--- start of EXERCISE DATA ---

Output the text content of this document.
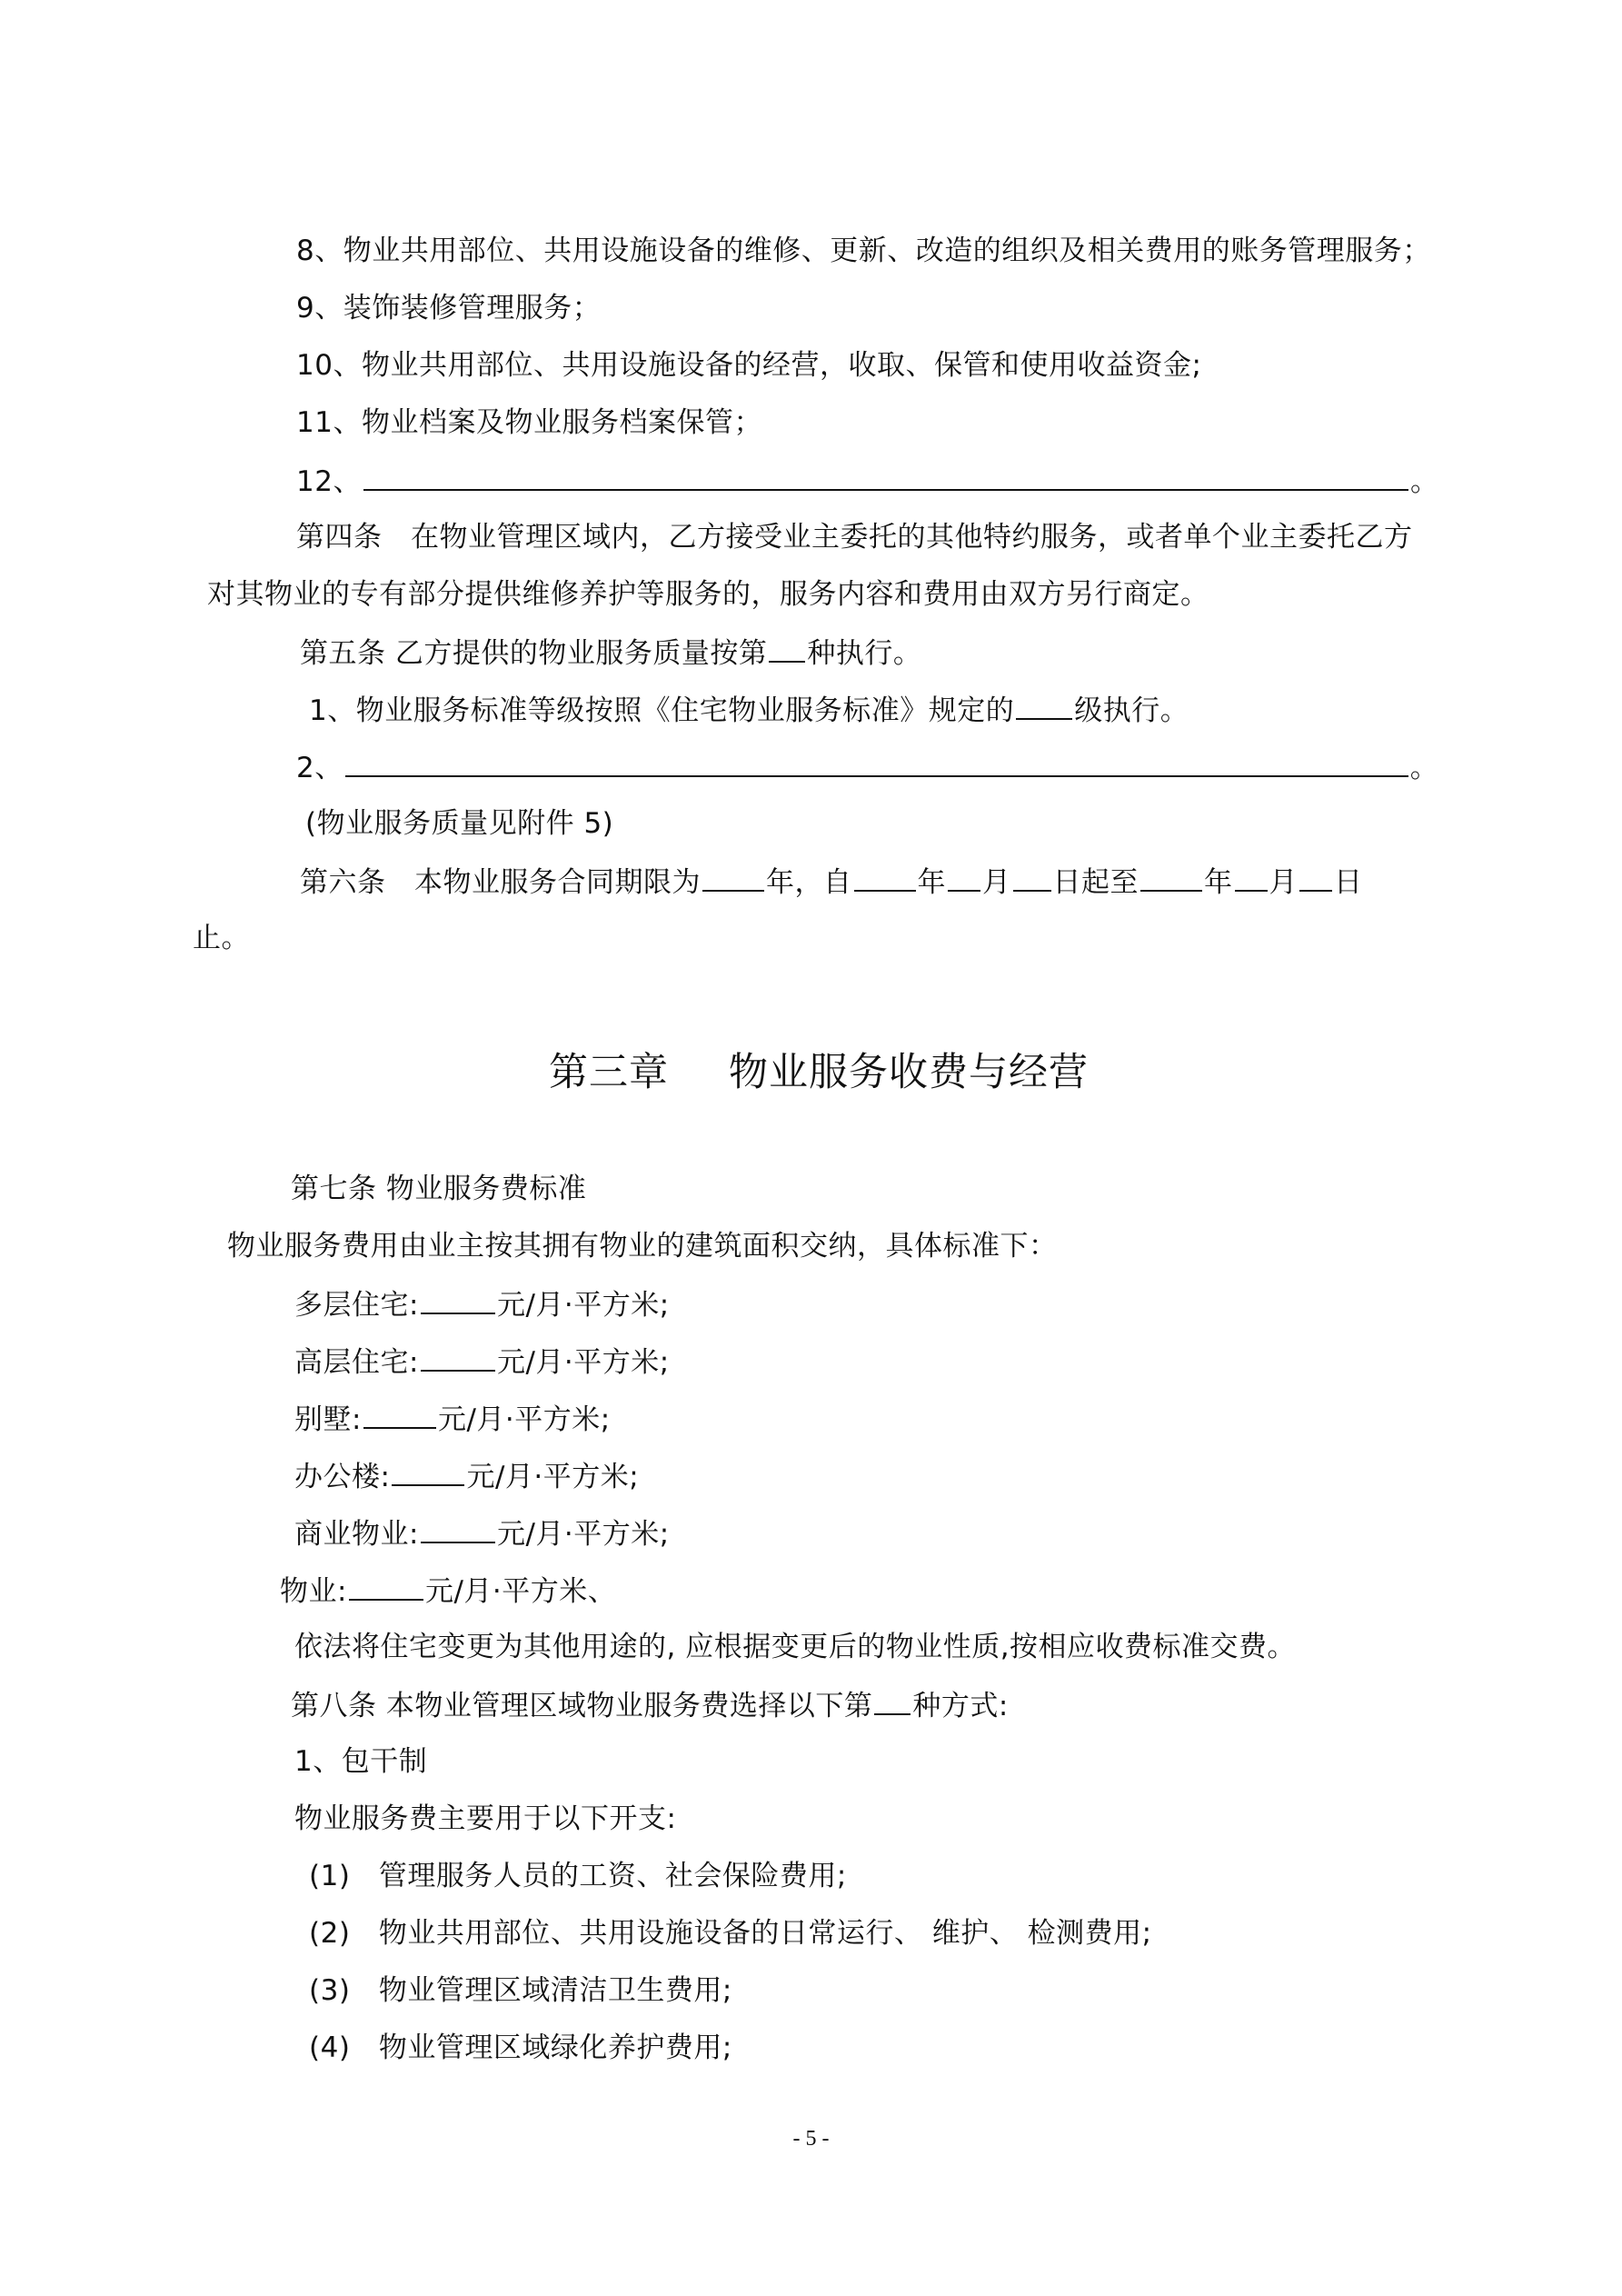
8、物业共用部位、共用设施设备的维修、更新、改造的组织及相关费用的账务管理服务；
9、装饰装修管理服务；
10、物业共用部位、共用设施设备的经营，收取、保管和使用收益资金;
11、物业档案及物业服务档案保管；
12、	。
第四条　在物业管理区域内，乙方接受业主委托的其他特约服务，或者单个业主委托乙方
对其物业的专有部分提供维修养护等服务的，服务内容和费用由双方另行商定。
第五条 乙方提供的物业服务质量按第 种执行。
1、物业服务标准等级按照《住宅物业服务标准》规定的 级执行。
2、	。
(物业服务质量见附件 5)
第六条　本物业服务合同期限为 年，自 年 月 日起至 年 月 日
止。
第三章 物业服务收费与经营
第七条 物业服务费标准
物业服务费用由业主按其拥有物业的建筑面积交纳，具体标准下：
多层住宅:	元/月·平方米;
高层住宅:	元/月·平方米;
别墅:	元/月·平方米;
办公楼:	元/月·平方米;
商业物业:	元/月·平方米;
物业:	元/月·平方米、
依法将住宅变更为其他用途的, 应根据变更后的物业性质,按相应收费标准交费。
第八条 本物业管理区域物业服务费选择以下第 种方式:
1、包干制
物业服务费主要用于以下开支:
(1)　管理服务人员的工资、社会保险费用;
(2)　物业共用部位、共用设施设备的日常运行、 维护、 检测费用;
(3)　物业管理区域清洁卫生费用;
(4)　物业管理区域绿化养护费用;
- 5 -
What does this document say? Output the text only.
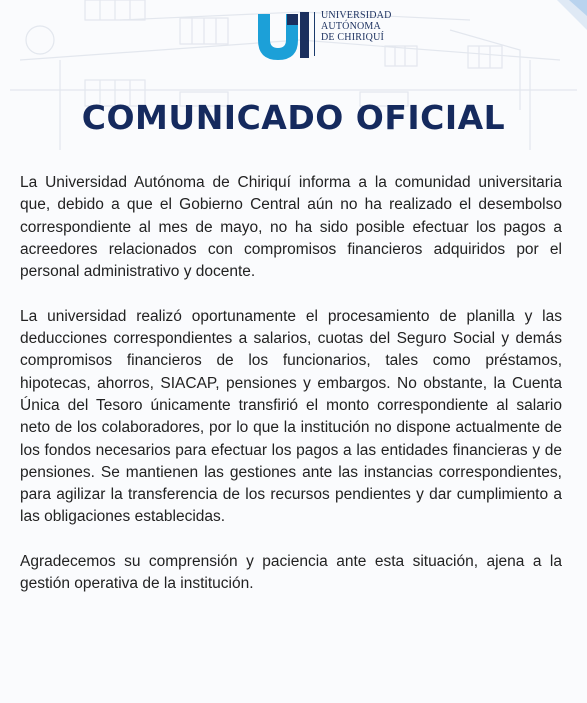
UNIVERSIDAD
AUTÓNOMA
DE CHIRIQUÍ
COMUNICADO OFICIAL

La Universidad Autónoma de Chiriquí informa a la comunidad universitaria que, debido a que el Gobierno Central aún no ha realizado el desembolso correspondiente al mes de mayo, no ha sido posible efectuar los pagos a acreedores relacionados con compromisos financieros adquiridos por el personal administrativo y docente.

La universidad realizó oportunamente el procesamiento de planilla y las deducciones correspondientes a salarios, cuotas del Seguro Social y demás compromisos financieros de los funcionarios, tales como préstamos, hipotecas, ahorros, SIACAP, pensiones y embargos. No obstante, la Cuenta Única del Tesoro únicamente transfirió el monto correspondiente al salario neto de los colaboradores, por lo que la institución no dispone actualmente de los fondos necesarios para efectuar los pagos a las entidades financieras y de pensiones. Se mantienen las gestiones ante las instancias correspondientes, para agilizar la transferencia de los recursos pendientes y dar cumplimiento a las obligaciones establecidas.

Agradecemos su comprensión y paciencia ante esta situación, ajena a la gestión operativa de la institución.
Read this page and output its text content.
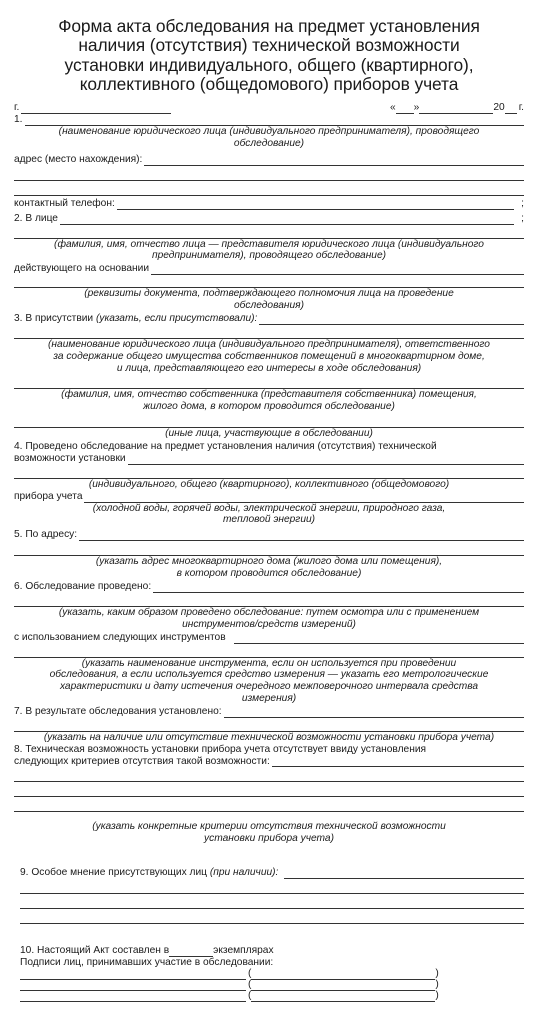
Форма акта обследования на предмет установления
наличия (отсутствия) технической возможности
установки индивидуального, общего (квартирного),
коллективного (общедомового) приборов учета
г.	« »	20 г.
1.
(наименование юридического лица (индивидуального предпринимателя), проводящего
обследование)
адрес (место нахождения):
контактный телефон:	;
2. В лице	;
(фамилия, имя, отчество лица — представителя юридического лица (индивидуального
предпринимателя), проводящего обследование)
действующего на основании
(реквизиты документа, подтверждающего полномочия лица на проведение
обследования)
3. В присутствии (указать, если присутствовали):
(наименование юридического лица (индивидуального предпринимателя), ответственного
за содержание общего имущества собственников помещений в многоквартирном доме,
и лица, представляющего его интересы в ходе обследования)
(фамилия, имя, отчество собственника (представителя собственника) помещения,
жилого дома, в котором проводится обследование)
(иные лица, участвующие в обследовании)
4. Проведено обследование на предмет установления наличия (отсутствия) технической
возможности установки
(индивидуального, общего (квартирного), коллективного (общедомового)
прибора учета
(холодной воды, горячей воды, электрической энергии, природного газа,
тепловой энергии)
5. По адресу:
(указать адрес многоквартирного дома (жилого дома или помещения),
в котором проводится обследование)
6. Обследование проведено:
(указать, каким образом проведено обследование: путем осмотра или с применением
инструментов/средств измерений)
с использованием следующих инструментов
(указать наименование инструмента, если он используется при проведении
обследования, а если используется средство измерения — указать его метрологические
характеристики и дату истечения очередного межповерочного интервала средства
измерения)
7. В результате обследования установлено:
(указать на наличие или отсутствие технической возможности установки прибора учета)
8. Техническая возможность установки прибора учета отсутствует ввиду установления
следующих критериев отсутствия такой возможности:
(указать конкретные критерии отсутствия технической возможности
установки прибора учета)
9. Особое мнение присутствующих лиц (при наличии):
10. Настоящий Акт составлен в	экземплярах
Подписи лиц, принимавших участие в обследовании:
(	)
(	)
(	)
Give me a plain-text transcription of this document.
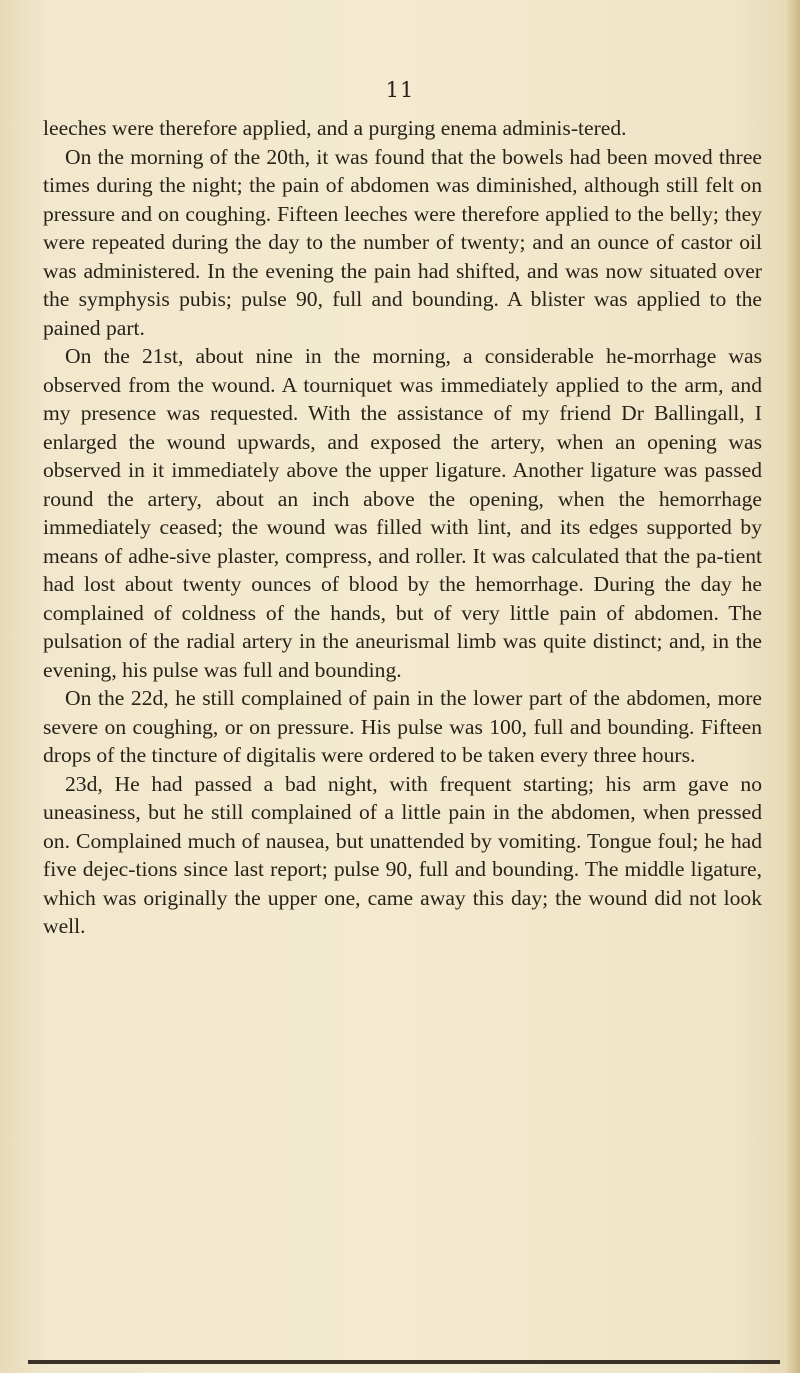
11

leeches were therefore applied, and a purging enema adminis-tered.

On the morning of the 20th, it was found that the bowels had been moved three times during the night; the pain of abdomen was diminished, although still felt on pressure and on coughing. Fifteen leeches were therefore applied to the belly; they were repeated during the day to the number of twenty; and an ounce of castor oil was administered. In the evening the pain had shifted, and was now situated over the symphysis pubis; pulse 90, full and bounding. A blister was applied to the pained part.

On the 21st, about nine in the morning, a considerable he-morrhage was observed from the wound. A tourniquet was immediately applied to the arm, and my presence was requested. With the assistance of my friend Dr Ballingall, I enlarged the wound upwards, and exposed the artery, when an opening was observed in it immediately above the upper ligature. Another ligature was passed round the artery, about an inch above the opening, when the hemorrhage immediately ceased; the wound was filled with lint, and its edges supported by means of adhe-sive plaster, compress, and roller. It was calculated that the pa-tient had lost about twenty ounces of blood by the hemorrhage. During the day he complained of coldness of the hands, but of very little pain of abdomen. The pulsation of the radial artery in the aneurismal limb was quite distinct; and, in the evening, his pulse was full and bounding.

On the 22d, he still complained of pain in the lower part of the abdomen, more severe on coughing, or on pressure. His pulse was 100, full and bounding. Fifteen drops of the tincture of digitalis were ordered to be taken every three hours.

23d, He had passed a bad night, with frequent starting; his arm gave no uneasiness, but he still complained of a little pain in the abdomen, when pressed on. Complained much of nausea, but unattended by vomiting. Tongue foul; he had five dejec-tions since last report; pulse 90, full and bounding. The middle ligature, which was originally the upper one, came away this day; the wound did not look well.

--- end of EXERCISE DATA ---

EXERCISE GOAL >> Quote the full listing above word for word; exclude every picture from the copy.

CORRECT RESPONSE >>
Output the text content of this document.
8、物业共用部位、共用设施设备的维修、更新、改造的组织及相关费用的账务管理服务；
9、装饰装修管理服务；
10、物业共用部位、共用设施设备的经营，收取、保管和使用收益资金;
11、物业档案及物业服务档案保管；
12、	。
第四条　在物业管理区域内，乙方接受业主委托的其他特约服务，或者单个业主委托乙方
对其物业的专有部分提供维修养护等服务的，服务内容和费用由双方另行商定。
第五条 乙方提供的物业服务质量按第 种执行。
1、物业服务标准等级按照《住宅物业服务标准》规定的 级执行。
2、	。
(物业服务质量见附件 5)
第六条　本物业服务合同期限为 年，自 年 月 日起至 年 月 日
止。
第三章 物业服务收费与经营
第七条 物业服务费标准
物业服务费用由业主按其拥有物业的建筑面积交纳，具体标准下：
多层住宅:	元/月·平方米;
高层住宅:	元/月·平方米;
别墅:	元/月·平方米;
办公楼:	元/月·平方米;
商业物业:	元/月·平方米;
物业:	元/月·平方米、
依法将住宅变更为其他用途的, 应根据变更后的物业性质,按相应收费标准交费。
第八条 本物业管理区域物业服务费选择以下第 种方式:
1、包干制
物业服务费主要用于以下开支:
(1)　管理服务人员的工资、社会保险费用;
(2)　物业共用部位、共用设施设备的日常运行、 维护、 检测费用;
(3)　物业管理区域清洁卫生费用;
(4)　物业管理区域绿化养护费用;
- 5 -
What does this document say? Output the text only.
UNIVERSIDAD
AUTÓNOMA
DE CHIRIQUÍ
COMUNICADO OFICIAL

La Universidad Autónoma de Chiriquí informa a la comunidad universitaria que, debido a que el Gobierno Central aún no ha realizado el desembolso correspondiente al mes de mayo, no ha sido posible efectuar los pagos a acreedores relacionados con compromisos financieros adquiridos por el personal administrativo y docente.

La universidad realizó oportunamente el procesamiento de planilla y las deducciones correspondientes a salarios, cuotas del Seguro Social y demás compromisos financieros de los funcionarios, tales como préstamos, hipotecas, ahorros, SIACAP, pensiones y embargos. No obstante, la Cuenta Única del Tesoro únicamente transfirió el monto correspondiente al salario neto de los colaboradores, por lo que la institución no dispone actualmente de los fondos necesarios para efectuar los pagos a las entidades financieras y de pensiones. Se mantienen las gestiones ante las instancias correspondientes, para agilizar la transferencia de los recursos pendientes y dar cumplimiento a las obligaciones establecidas.

Agradecemos su comprensión y paciencia ante esta situación, ajena a la gestión operativa de la institución.
Read this page and output its text content.
Форма акта обследования на предмет установления
наличия (отсутствия) технической возможности
установки индивидуального, общего (квартирного),
коллективного (общедомового) приборов учета
г.	« »	20 г.
1.
(наименование юридического лица (индивидуального предпринимателя), проводящего
обследование)
адрес (место нахождения):
контактный телефон:	;
2. В лице	;
(фамилия, имя, отчество лица — представителя юридического лица (индивидуального
предпринимателя), проводящего обследование)
действующего на основании
(реквизиты документа, подтверждающего полномочия лица на проведение
обследования)
3. В присутствии (указать, если присутствовали):
(наименование юридического лица (индивидуального предпринимателя), ответственного
за содержание общего имущества собственников помещений в многоквартирном доме,
и лица, представляющего его интересы в ходе обследования)
(фамилия, имя, отчество собственника (представителя собственника) помещения,
жилого дома, в котором проводится обследование)
(иные лица, участвующие в обследовании)
4. Проведено обследование на предмет установления наличия (отсутствия) технической
возможности установки
(индивидуального, общего (квартирного), коллективного (общедомового)
прибора учета
(холодной воды, горячей воды, электрической энергии, природного газа,
тепловой энергии)
5. По адресу:
(указать адрес многоквартирного дома (жилого дома или помещения),
в котором проводится обследование)
6. Обследование проведено:
(указать, каким образом проведено обследование: путем осмотра или с применением
инструментов/средств измерений)
с использованием следующих инструментов
(указать наименование инструмента, если он используется при проведении
обследования, а если используется средство измерения — указать его метрологические
характеристики и дату истечения очередного межповерочного интервала средства
измерения)
7. В результате обследования установлено:
(указать на наличие или отсутствие технической возможности установки прибора учета)
8. Техническая возможность установки прибора учета отсутствует ввиду установления
следующих критериев отсутствия такой возможности:
(указать конкретные критерии отсутствия технической возможности
установки прибора учета)
9. Особое мнение присутствующих лиц (при наличии):
10. Настоящий Акт составлен в	экземплярах
Подписи лиц, принимавших участие в обследовании:
(	)
(	)
(	)
Give me a plain-text transcription of this document.
11

leeches were therefore applied, and a purging enema adminis-tered.

On the morning of the 20th, it was found that the bowels had been moved three times during the night; the pain of abdomen was diminished, although still felt on pressure and on coughing. Fifteen leeches were therefore applied to the belly; they were repeated during the day to the number of twenty; and an ounce of castor oil was administered. In the evening the pain had shifted, and was now situated over the symphysis pubis; pulse 90, full and bounding. A blister was applied to the pained part.

On the 21st, about nine in the morning, a considerable he-morrhage was observed from the wound. A tourniquet was immediately applied to the arm, and my presence was requested. With the assistance of my friend Dr Ballingall, I enlarged the wound upwards, and exposed the artery, when an opening was observed in it immediately above the upper ligature. Another ligature was passed round the artery, about an inch above the opening, when the hemorrhage immediately ceased; the wound was filled with lint, and its edges supported by means of adhe-sive plaster, compress, and roller. It was calculated that the pa-tient had lost about twenty ounces of blood by the hemorrhage. During the day he complained of coldness of the hands, but of very little pain of abdomen. The pulsation of the radial artery in the aneurismal limb was quite distinct; and, in the evening, his pulse was full and bounding.

On the 22d, he still complained of pain in the lower part of the abdomen, more severe on coughing, or on pressure. His pulse was 100, full and bounding. Fifteen drops of the tincture of digitalis were ordered to be taken every three hours.

23d, He had passed a bad night, with frequent starting; his arm gave no uneasiness, but he still complained of a little pain in the abdomen, when pressed on. Complained much of nausea, but unattended by vomiting. Tongue foul; he had five dejec-tions since last report; pulse 90, full and bounding. The middle ligature, which was originally the upper one, came away this day; the wound did not look well.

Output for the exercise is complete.